▶ _SUPPLIED ENTRIES_:
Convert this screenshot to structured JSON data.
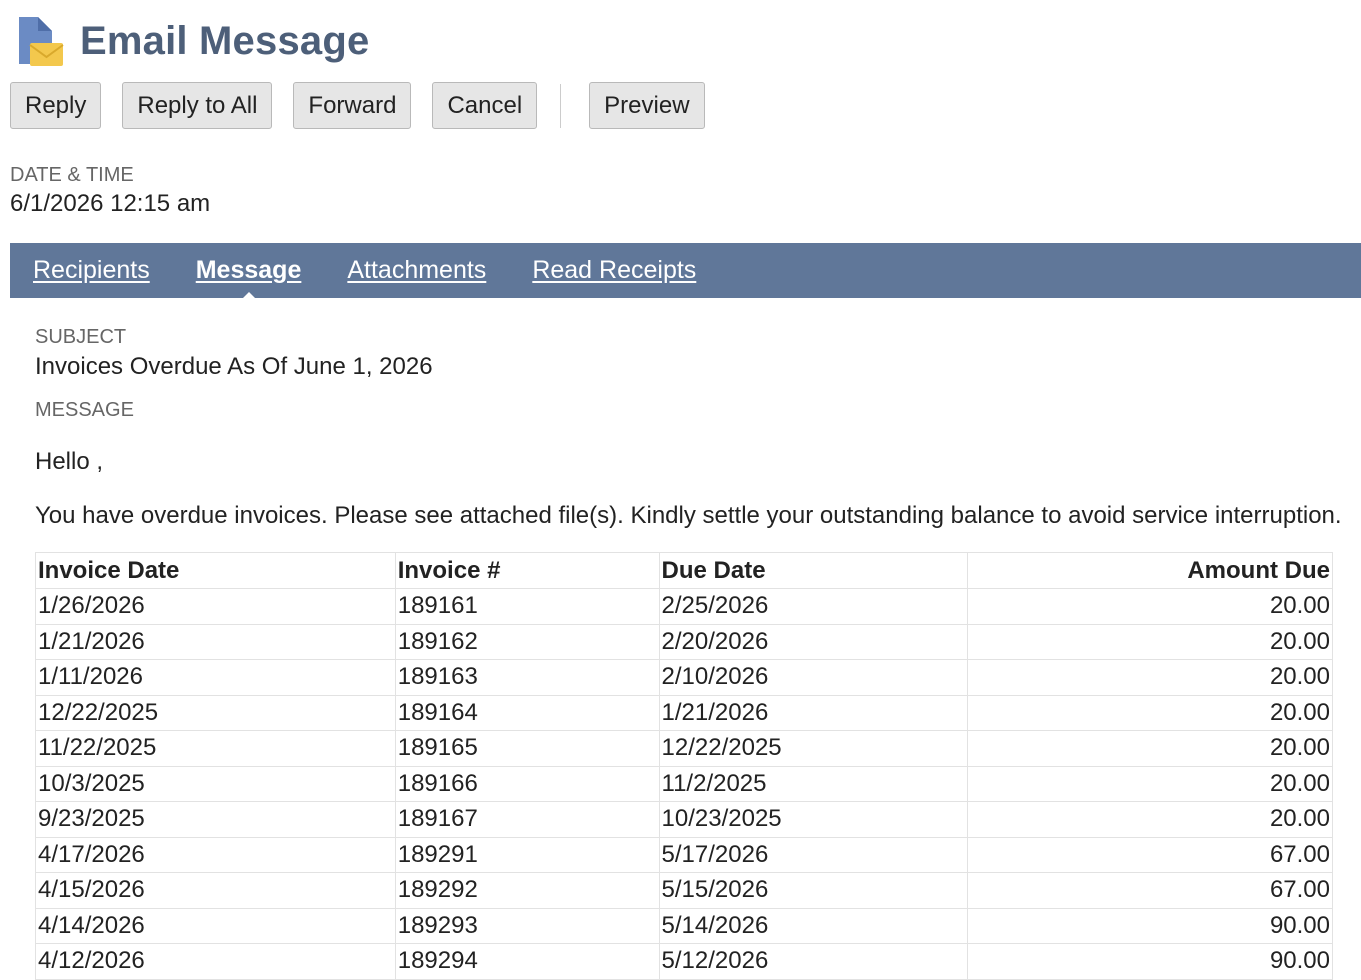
{
  "header": {
    "title": "Email Message",
    "icon": "email-message-icon"
  },
  "toolbar": {
    "reply_label": "Reply",
    "reply_all_label": "Reply to All",
    "forward_label": "Forward",
    "cancel_label": "Cancel",
    "preview_label": "Preview"
  },
  "datetime": {
    "label": "DATE & TIME",
    "value": "6/1/2026 12:15 am"
  },
  "tabs": {
    "recipients": "Recipients",
    "message": "Message",
    "attachments": "Attachments",
    "read_receipts": "Read Receipts",
    "active": "Message"
  },
  "subject": {
    "label": "SUBJECT",
    "value": "Invoices Overdue As Of June 1, 2026"
  },
  "message": {
    "label": "MESSAGE",
    "greeting": "Hello ,",
    "body": "You have overdue invoices. Please see attached file(s). Kindly settle your outstanding balance to avoid service interruption."
  },
  "table": {
    "headers": [
      "Invoice Date",
      "Invoice #",
      "Due Date",
      "Amount Due"
    ],
    "rows": [
      [
        "1/26/2026",
        "189161",
        "2/25/2026",
        "20.00"
      ],
      [
        "1/21/2026",
        "189162",
        "2/20/2026",
        "20.00"
      ],
      [
        "1/11/2026",
        "189163",
        "2/10/2026",
        "20.00"
      ],
      [
        "12/22/2025",
        "189164",
        "1/21/2026",
        "20.00"
      ],
      [
        "11/22/2025",
        "189165",
        "12/22/2025",
        "20.00"
      ],
      [
        "10/3/2025",
        "189166",
        "11/2/2025",
        "20.00"
      ],
      [
        "9/23/2025",
        "189167",
        "10/23/2025",
        "20.00"
      ],
      [
        "4/17/2026",
        "189291",
        "5/17/2026",
        "67.00"
      ],
      [
        "4/15/2026",
        "189292",
        "5/15/2026",
        "67.00"
      ],
      [
        "4/14/2026",
        "189293",
        "5/14/2026",
        "90.00"
      ],
      [
        "4/12/2026",
        "189294",
        "5/12/2026",
        "90.00"
      ]
    ]
  },
  "colors": {
    "title": "#4d5f79",
    "tabbar": "#607799",
    "button_bg": "#e6e6e6",
    "icon_blue": "#6b8bc4",
    "icon_yellow": "#f3c84d"
  }
}
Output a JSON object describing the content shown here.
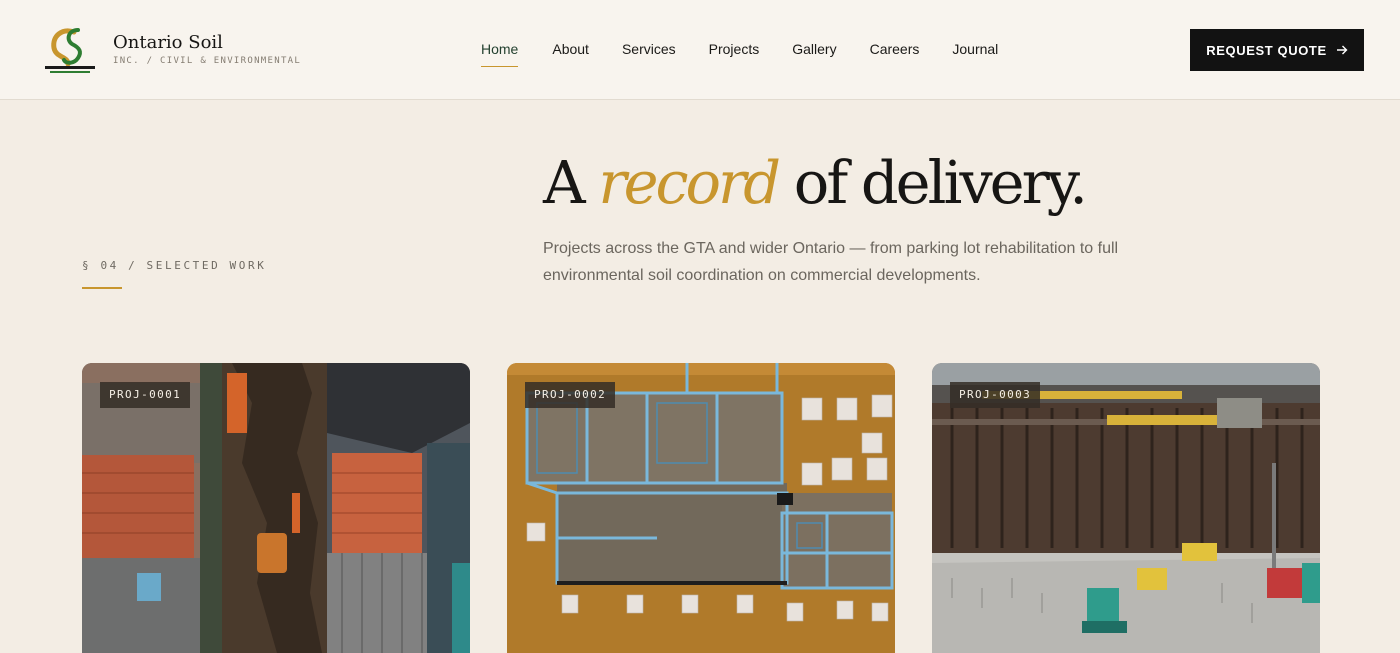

▶ _AIM OF THE EXERCISE_: Reproduce the whole listing exactly, but not the images in it.

▶ _TASK SOLUTION_:
Convert this screenshot to structured JSON data.
{
  "header": {
    "title": "Email Message",
    "icon": "email-message-icon"
  },
  "toolbar": {
    "reply_label": "Reply",
    "reply_all_label": "Reply to All",
    "forward_label": "Forward",
    "cancel_label": "Cancel",
    "preview_label": "Preview"
  },
  "datetime": {
    "label": "DATE & TIME",
    "value": "6/1/2026 12:15 am"
  },
  "tabs": {
    "recipients": "Recipients",
    "message": "Message",
    "attachments": "Attachments",
    "read_receipts": "Read Receipts",
    "active": "Message"
  },
  "subject": {
    "label": "SUBJECT",
    "value": "Invoices Overdue As Of June 1, 2026"
  },
  "message": {
    "label": "MESSAGE",
    "greeting": "Hello ,",
    "body": "You have overdue invoices. Please see attached file(s). Kindly settle your outstanding balance to avoid service interruption."
  },
  "table": {
    "headers": [
      "Invoice Date",
      "Invoice #",
      "Due Date",
      "Amount Due"
    ],
    "rows": [
      [
        "1/26/2026",
        "189161",
        "2/25/2026",
        "20.00"
      ],
      [
        "1/21/2026",
        "189162",
        "2/20/2026",
        "20.00"
      ],
      [
        "1/11/2026",
        "189163",
        "2/10/2026",
        "20.00"
      ],
      [
        "12/22/2025",
        "189164",
        "1/21/2026",
        "20.00"
      ],
      [
        "11/22/2025",
        "189165",
        "12/22/2025",
        "20.00"
      ],
      [
        "10/3/2025",
        "189166",
        "11/2/2025",
        "20.00"
      ],
      [
        "9/23/2025",
        "189167",
        "10/23/2025",
        "20.00"
      ],
      [
        "4/17/2026",
        "189291",
        "5/17/2026",
        "67.00"
      ],
      [
        "4/15/2026",
        "189292",
        "5/15/2026",
        "67.00"
      ],
      [
        "4/14/2026",
        "189293",
        "5/14/2026",
        "90.00"
      ],
      [
        "4/12/2026",
        "189294",
        "5/12/2026",
        "90.00"
      ]
    ]
  },
  "colors": {
    "title": "#4d5f79",
    "tabbar": "#607799",
    "button_bg": "#e6e6e6",
    "icon_blue": "#6b8bc4",
    "icon_yellow": "#f3c84d"
  }
}
Output a JSON object describing the content shown here.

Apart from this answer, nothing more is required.